The task:
List, from the lines below, each one with "Standard" in it.
** Start Records **
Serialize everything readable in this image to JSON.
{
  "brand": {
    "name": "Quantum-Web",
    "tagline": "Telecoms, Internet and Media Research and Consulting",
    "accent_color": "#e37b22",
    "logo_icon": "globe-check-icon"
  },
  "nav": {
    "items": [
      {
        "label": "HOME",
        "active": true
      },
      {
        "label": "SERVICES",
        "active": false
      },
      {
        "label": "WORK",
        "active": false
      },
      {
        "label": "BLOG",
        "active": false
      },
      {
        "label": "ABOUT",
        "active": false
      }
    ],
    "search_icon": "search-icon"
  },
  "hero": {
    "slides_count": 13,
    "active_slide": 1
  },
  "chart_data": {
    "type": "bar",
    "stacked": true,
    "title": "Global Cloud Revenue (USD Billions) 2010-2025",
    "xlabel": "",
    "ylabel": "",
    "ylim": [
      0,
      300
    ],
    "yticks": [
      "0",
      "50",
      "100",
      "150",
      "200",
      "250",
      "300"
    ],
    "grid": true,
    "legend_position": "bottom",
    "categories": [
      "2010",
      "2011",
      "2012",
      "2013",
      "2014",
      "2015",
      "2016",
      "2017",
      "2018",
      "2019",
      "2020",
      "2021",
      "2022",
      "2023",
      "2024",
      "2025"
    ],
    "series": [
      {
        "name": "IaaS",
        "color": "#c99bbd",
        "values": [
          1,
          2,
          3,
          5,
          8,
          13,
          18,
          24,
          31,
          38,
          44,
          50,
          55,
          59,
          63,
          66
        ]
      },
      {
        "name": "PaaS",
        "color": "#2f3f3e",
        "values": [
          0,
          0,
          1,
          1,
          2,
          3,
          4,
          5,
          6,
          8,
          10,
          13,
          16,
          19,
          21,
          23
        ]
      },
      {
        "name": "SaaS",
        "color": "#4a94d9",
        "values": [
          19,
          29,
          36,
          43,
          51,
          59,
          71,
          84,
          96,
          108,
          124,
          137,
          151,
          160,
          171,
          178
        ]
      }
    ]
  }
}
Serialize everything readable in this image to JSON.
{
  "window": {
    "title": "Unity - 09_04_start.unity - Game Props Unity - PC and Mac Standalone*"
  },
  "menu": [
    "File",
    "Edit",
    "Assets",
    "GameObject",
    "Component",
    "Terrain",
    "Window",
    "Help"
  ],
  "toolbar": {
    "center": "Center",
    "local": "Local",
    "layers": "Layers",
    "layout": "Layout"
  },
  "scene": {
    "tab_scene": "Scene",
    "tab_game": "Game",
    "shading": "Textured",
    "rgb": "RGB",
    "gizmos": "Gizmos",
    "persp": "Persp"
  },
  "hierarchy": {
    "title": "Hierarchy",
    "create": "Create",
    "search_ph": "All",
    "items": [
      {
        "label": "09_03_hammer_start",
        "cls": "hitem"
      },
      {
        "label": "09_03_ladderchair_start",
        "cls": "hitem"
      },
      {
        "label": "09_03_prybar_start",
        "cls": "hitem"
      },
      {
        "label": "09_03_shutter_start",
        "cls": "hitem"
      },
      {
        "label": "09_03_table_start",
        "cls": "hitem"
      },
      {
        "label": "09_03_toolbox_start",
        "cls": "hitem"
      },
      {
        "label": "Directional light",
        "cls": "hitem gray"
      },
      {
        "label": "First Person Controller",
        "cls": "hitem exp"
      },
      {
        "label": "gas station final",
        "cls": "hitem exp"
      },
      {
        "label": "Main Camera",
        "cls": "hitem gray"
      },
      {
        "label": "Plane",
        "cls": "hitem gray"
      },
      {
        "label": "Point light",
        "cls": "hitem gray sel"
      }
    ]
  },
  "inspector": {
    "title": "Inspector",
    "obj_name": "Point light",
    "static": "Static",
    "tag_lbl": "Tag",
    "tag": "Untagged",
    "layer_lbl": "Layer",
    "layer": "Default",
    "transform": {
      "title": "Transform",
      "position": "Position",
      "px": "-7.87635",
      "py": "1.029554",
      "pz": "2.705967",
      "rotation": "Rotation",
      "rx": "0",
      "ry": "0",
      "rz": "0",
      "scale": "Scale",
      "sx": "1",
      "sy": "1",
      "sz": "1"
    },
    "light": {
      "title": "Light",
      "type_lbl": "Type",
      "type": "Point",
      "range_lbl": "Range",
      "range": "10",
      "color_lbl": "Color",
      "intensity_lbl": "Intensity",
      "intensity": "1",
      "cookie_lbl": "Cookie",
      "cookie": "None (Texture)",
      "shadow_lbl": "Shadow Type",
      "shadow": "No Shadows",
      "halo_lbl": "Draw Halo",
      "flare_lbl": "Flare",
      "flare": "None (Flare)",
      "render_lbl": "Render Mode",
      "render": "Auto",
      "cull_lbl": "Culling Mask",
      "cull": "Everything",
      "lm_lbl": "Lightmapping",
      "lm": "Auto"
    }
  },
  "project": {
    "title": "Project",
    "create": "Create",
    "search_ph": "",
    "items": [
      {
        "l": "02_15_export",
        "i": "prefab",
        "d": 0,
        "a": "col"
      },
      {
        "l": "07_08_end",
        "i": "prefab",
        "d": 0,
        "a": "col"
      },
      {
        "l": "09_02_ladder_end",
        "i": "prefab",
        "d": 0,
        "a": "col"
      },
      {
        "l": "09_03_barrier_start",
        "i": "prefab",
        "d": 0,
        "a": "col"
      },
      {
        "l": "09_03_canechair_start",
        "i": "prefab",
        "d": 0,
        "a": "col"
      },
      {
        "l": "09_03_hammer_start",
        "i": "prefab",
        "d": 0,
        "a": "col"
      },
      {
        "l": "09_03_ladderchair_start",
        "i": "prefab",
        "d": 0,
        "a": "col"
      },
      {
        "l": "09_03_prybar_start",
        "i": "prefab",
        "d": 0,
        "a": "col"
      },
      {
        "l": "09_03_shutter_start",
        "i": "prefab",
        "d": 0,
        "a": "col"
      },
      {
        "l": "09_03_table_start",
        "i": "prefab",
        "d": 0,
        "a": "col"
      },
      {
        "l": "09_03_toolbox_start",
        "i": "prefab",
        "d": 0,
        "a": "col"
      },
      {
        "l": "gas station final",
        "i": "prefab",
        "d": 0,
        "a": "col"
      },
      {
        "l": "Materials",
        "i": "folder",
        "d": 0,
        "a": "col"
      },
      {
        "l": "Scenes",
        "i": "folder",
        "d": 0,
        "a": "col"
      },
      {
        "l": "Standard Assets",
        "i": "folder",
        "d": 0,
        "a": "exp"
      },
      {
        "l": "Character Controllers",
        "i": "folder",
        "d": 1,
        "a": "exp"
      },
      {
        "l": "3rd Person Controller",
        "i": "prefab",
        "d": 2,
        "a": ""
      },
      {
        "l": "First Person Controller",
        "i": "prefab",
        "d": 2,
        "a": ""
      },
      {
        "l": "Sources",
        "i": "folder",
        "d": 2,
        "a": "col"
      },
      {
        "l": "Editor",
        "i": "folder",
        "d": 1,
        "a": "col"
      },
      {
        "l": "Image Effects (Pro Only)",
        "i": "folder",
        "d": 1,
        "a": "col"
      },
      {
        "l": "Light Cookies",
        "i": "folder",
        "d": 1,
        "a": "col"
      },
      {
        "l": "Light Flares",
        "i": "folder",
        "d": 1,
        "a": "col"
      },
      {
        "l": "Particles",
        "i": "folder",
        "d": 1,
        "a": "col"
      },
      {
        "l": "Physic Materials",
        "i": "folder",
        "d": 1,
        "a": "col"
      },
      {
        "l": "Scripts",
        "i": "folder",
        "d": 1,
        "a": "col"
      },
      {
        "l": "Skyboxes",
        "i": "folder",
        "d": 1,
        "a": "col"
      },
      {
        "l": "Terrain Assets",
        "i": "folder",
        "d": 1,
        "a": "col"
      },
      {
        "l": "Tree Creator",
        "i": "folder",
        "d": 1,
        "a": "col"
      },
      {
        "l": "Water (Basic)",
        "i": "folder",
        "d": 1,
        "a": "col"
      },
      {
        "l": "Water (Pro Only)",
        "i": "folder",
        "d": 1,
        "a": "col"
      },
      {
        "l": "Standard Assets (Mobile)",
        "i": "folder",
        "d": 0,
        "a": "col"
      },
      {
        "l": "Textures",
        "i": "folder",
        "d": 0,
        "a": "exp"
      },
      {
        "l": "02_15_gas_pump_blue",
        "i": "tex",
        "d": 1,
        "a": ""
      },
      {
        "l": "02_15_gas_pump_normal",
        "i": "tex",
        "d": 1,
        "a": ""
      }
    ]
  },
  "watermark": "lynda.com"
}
** End Records **
Task output:
        "l": "Standard Assets",
        "l": "Standard Assets (Mobile)",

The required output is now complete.